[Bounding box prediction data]
━━━━━━━━━━━━━━━━

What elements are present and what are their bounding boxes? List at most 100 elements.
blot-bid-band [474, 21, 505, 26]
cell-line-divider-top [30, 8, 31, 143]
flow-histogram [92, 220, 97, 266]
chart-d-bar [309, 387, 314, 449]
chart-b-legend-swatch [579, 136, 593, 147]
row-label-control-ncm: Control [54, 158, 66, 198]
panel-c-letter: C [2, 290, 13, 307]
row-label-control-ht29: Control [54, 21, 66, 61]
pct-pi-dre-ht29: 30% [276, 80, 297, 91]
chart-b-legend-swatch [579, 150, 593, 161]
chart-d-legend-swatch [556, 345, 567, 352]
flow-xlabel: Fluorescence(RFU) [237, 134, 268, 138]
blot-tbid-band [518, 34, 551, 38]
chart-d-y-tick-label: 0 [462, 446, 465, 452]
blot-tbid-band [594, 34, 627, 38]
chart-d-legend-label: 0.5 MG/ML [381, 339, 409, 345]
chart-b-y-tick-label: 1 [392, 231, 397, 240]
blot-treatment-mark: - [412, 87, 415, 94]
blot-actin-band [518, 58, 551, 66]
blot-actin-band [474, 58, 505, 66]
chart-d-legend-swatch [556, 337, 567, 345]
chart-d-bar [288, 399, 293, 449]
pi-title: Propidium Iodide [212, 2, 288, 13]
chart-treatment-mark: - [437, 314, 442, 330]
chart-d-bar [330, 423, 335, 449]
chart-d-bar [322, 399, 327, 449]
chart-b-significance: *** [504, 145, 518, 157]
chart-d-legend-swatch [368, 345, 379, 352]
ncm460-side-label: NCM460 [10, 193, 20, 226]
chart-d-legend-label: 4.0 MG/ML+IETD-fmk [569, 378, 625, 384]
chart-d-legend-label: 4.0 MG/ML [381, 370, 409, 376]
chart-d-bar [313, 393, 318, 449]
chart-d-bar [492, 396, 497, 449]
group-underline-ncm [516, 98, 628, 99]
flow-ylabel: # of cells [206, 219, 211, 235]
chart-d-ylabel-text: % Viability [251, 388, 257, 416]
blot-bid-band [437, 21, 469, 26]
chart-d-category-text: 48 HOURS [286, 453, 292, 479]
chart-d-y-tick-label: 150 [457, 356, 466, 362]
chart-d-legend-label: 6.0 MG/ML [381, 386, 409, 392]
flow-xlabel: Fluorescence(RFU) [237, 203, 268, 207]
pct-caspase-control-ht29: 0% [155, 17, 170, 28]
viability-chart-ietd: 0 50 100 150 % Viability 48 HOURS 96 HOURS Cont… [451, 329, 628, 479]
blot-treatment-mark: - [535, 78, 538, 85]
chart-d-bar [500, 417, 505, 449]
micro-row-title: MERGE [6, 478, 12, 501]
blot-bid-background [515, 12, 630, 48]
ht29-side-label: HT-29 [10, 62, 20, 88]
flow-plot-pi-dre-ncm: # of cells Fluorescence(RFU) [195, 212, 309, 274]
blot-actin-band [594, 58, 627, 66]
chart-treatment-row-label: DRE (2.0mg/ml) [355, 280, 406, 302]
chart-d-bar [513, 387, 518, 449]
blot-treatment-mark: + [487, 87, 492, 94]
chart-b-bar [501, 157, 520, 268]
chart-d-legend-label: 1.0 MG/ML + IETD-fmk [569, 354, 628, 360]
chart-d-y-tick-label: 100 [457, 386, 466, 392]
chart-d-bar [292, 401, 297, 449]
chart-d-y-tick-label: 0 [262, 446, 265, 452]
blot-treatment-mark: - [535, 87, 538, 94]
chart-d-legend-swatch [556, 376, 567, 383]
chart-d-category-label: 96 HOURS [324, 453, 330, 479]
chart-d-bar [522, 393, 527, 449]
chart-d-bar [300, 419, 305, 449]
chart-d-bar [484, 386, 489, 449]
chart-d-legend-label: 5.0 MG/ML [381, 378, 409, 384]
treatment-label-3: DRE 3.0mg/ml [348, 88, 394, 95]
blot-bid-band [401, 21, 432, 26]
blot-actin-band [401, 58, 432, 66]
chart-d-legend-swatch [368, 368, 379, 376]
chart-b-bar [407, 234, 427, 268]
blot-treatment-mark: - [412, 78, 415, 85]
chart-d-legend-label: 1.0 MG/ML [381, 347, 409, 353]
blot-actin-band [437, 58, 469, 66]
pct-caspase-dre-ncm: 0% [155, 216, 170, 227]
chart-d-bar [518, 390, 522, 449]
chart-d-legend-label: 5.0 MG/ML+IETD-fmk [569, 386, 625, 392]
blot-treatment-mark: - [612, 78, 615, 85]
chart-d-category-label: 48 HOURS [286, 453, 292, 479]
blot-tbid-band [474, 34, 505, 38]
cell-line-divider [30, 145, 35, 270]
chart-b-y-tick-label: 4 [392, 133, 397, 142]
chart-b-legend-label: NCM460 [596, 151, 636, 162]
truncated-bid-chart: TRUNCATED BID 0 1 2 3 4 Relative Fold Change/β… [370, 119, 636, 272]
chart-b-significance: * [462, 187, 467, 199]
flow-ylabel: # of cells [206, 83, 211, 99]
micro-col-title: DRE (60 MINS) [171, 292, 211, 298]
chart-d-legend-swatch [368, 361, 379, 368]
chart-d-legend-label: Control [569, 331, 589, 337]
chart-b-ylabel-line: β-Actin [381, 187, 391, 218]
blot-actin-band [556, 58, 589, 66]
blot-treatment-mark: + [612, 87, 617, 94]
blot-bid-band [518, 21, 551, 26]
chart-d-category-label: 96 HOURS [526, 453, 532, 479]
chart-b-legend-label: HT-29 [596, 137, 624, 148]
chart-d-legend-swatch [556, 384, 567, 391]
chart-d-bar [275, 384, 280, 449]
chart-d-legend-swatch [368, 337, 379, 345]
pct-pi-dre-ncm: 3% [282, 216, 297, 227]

━━━━━━━━━━━━━━━━

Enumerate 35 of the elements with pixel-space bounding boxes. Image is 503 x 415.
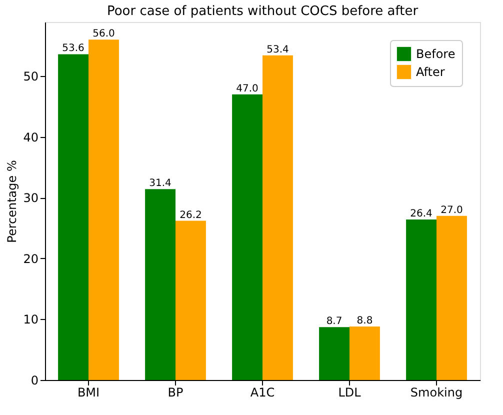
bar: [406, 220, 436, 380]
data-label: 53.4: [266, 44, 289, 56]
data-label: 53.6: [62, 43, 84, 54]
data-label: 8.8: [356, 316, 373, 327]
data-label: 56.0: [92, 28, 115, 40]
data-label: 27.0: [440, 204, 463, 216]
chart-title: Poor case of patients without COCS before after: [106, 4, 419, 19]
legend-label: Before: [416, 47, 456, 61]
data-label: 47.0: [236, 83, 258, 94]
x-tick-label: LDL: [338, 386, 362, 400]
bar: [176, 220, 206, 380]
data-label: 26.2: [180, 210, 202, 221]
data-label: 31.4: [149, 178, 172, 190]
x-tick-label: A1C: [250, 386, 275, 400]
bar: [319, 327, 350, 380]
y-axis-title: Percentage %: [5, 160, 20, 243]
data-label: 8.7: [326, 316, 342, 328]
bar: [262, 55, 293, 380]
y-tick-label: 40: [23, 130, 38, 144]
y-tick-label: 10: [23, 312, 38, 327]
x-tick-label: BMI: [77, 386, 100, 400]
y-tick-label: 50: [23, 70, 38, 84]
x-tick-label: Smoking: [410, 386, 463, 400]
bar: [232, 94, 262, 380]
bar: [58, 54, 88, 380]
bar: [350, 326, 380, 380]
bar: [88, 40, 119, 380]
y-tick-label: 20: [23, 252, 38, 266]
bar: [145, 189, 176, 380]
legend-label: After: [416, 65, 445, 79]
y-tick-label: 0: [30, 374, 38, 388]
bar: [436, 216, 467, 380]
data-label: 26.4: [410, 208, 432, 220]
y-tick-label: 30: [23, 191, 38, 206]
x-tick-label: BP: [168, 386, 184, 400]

━━━━━━━━━━━━━━━━

Count the lines of the data that hold the string "treatment". The answer should be that number alone.

*Response to the exercise*
10